▶ _Problem_
Search the material for "España" and show all lines that contain it.
───── Provided material ─────
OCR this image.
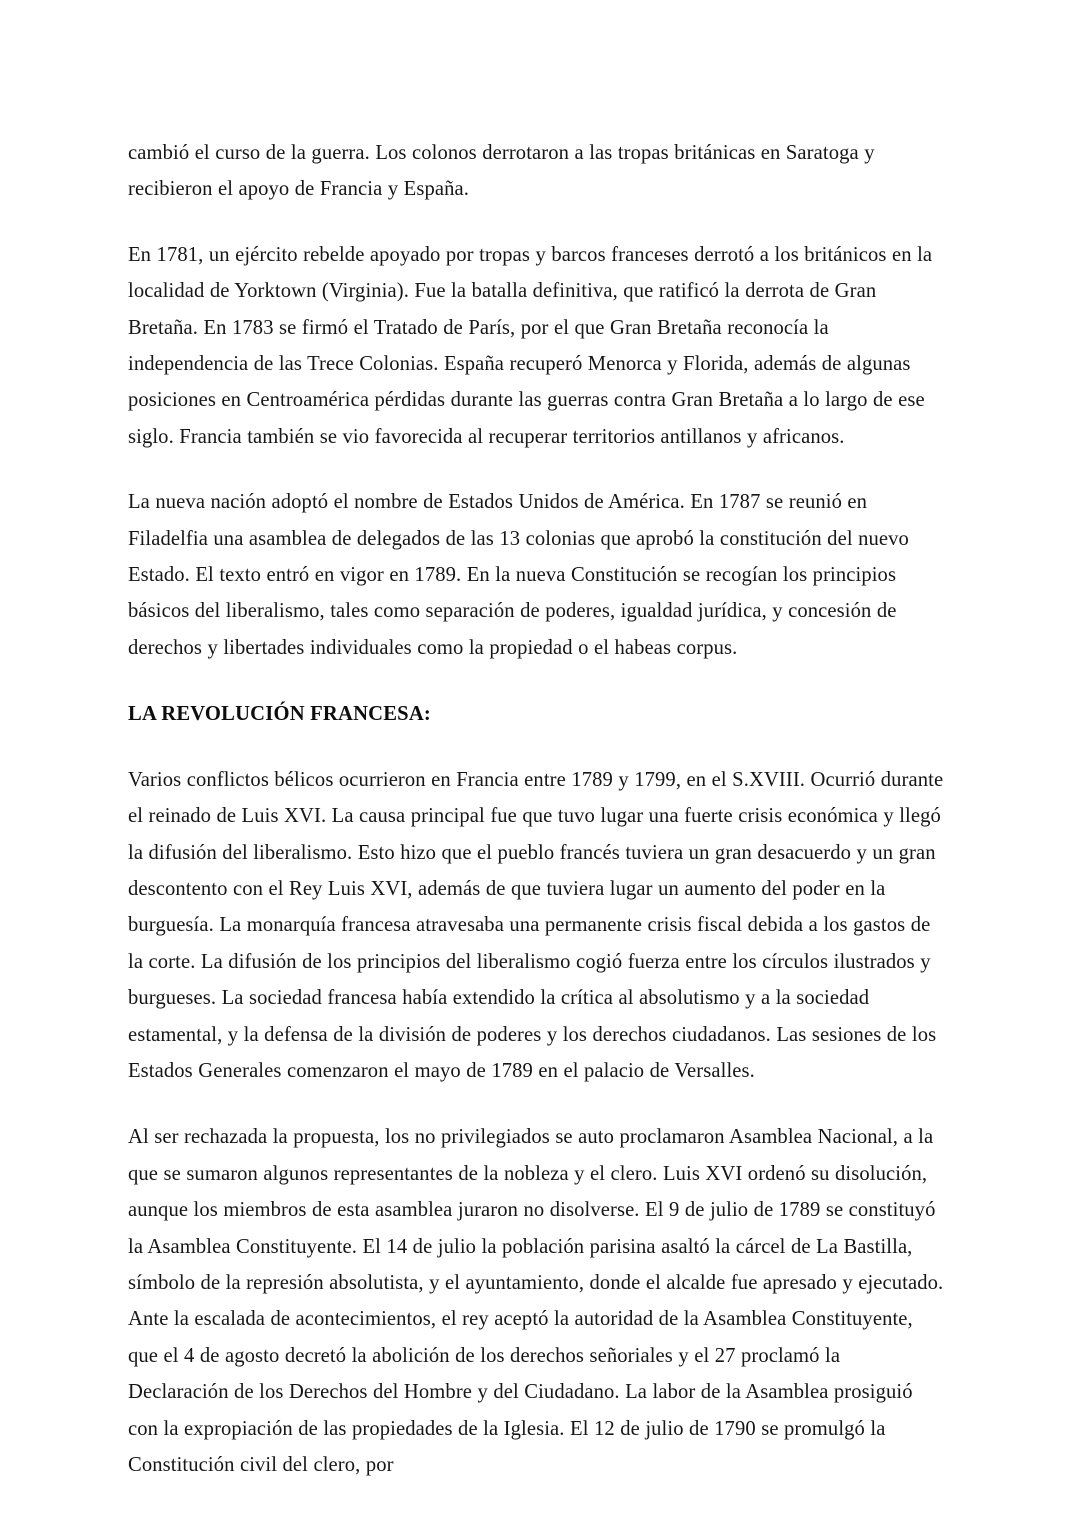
cambió el curso de la guerra. Los colonos derrotaron a las tropas británicas en Saratoga y recibieron el apoyo de Francia y España.

En 1781, un ejército rebelde apoyado por tropas y barcos franceses derrotó a los británicos en la localidad de Yorktown (Virginia). Fue la batalla definitiva, que ratificó la derrota de Gran Bretaña. En 1783 se firmó el Tratado de París, por el que Gran Bretaña reconocía la independencia de las Trece Colonias. España recuperó Menorca y Florida, además de algunas posiciones en Centroamérica pérdidas durante las guerras contra Gran Bretaña a lo largo de ese siglo. Francia también se vio favorecida al recuperar territorios antillanos y africanos.

La nueva nación adoptó el nombre de Estados Unidos de América. En 1787 se reunió en Filadelfia una asamblea de delegados de las 13 colonias que aprobó la constitución del nuevo Estado. El texto entró en vigor en 1789. En la nueva Constitución se recogían los principios básicos del liberalismo, tales como separación de poderes, igualdad jurídica, y concesión de derechos y libertades individuales como la propiedad o el habeas corpus.

LA REVOLUCIÓN FRANCESA:

Varios conflictos bélicos ocurrieron en Francia entre 1789 y 1799, en el S.XVIII. Ocurrió durante el reinado de Luis XVI. La causa principal fue que tuvo lugar una fuerte crisis económica y llegó la difusión del liberalismo. Esto hizo que el pueblo francés tuviera un gran desacuerdo y un gran descontento con el Rey Luis XVI, además de que tuviera lugar un aumento del poder en la burguesía. La monarquía francesa atravesaba una permanente crisis fiscal debida a los gastos de la corte. La difusión de los principios del liberalismo cogió fuerza entre los círculos ilustrados y burgueses. La sociedad francesa había extendido la crítica al absolutismo y a la sociedad estamental, y la defensa de la división de poderes y los derechos ciudadanos. Las sesiones de los Estados Generales comenzaron el mayo de 1789 en el palacio de Versalles.

Al ser rechazada la propuesta, los no privilegiados se auto proclamaron Asamblea Nacional, a la que se sumaron algunos representantes de la nobleza y el clero. Luis XVI ordenó su disolución, aunque los miembros de esta asamblea juraron no disolverse. El 9 de julio de 1789 se constituyó la Asamblea Constituyente. El 14 de julio la población parisina asaltó la cárcel de La Bastilla, símbolo de la represión absolutista, y el ayuntamiento, donde el alcalde fue apresado y ejecutado. Ante la escalada de acontecimientos, el rey aceptó la autoridad de la Asamblea Constituyente, que el 4 de agosto decretó la abolición de los derechos señoriales y el 27 proclamó la Declaración de los Derechos del Hombre y del Ciudadano. La labor de la Asamblea prosiguió con la expropiación de las propiedades de la Iglesia. El 12 de julio de 1790 se promulgó la Constitución civil del clero, por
─────
▶ _Output below_
cambió el curso de la guerra. Los colonos derrotaron a las tropas británicas en Saratoga y recibieron el apoyo de Francia y España.
En 1781, un ejército rebelde apoyado por tropas y barcos franceses derrotó a los británicos en la localidad de Yorktown (Virginia). Fue la batalla definitiva, que ratificó la derrota de Gran Bretaña. En 1783 se firmó el Tratado de París, por el que Gran Bretaña reconocía la independencia de las Trece Colonias. España recuperó Menorca y Florida, además de algunas posiciones en Centroamérica pérdidas durante las guerras contra Gran Bretaña a lo largo de ese siglo. Francia también se vio favorecida al recuperar territorios antillanos y africanos.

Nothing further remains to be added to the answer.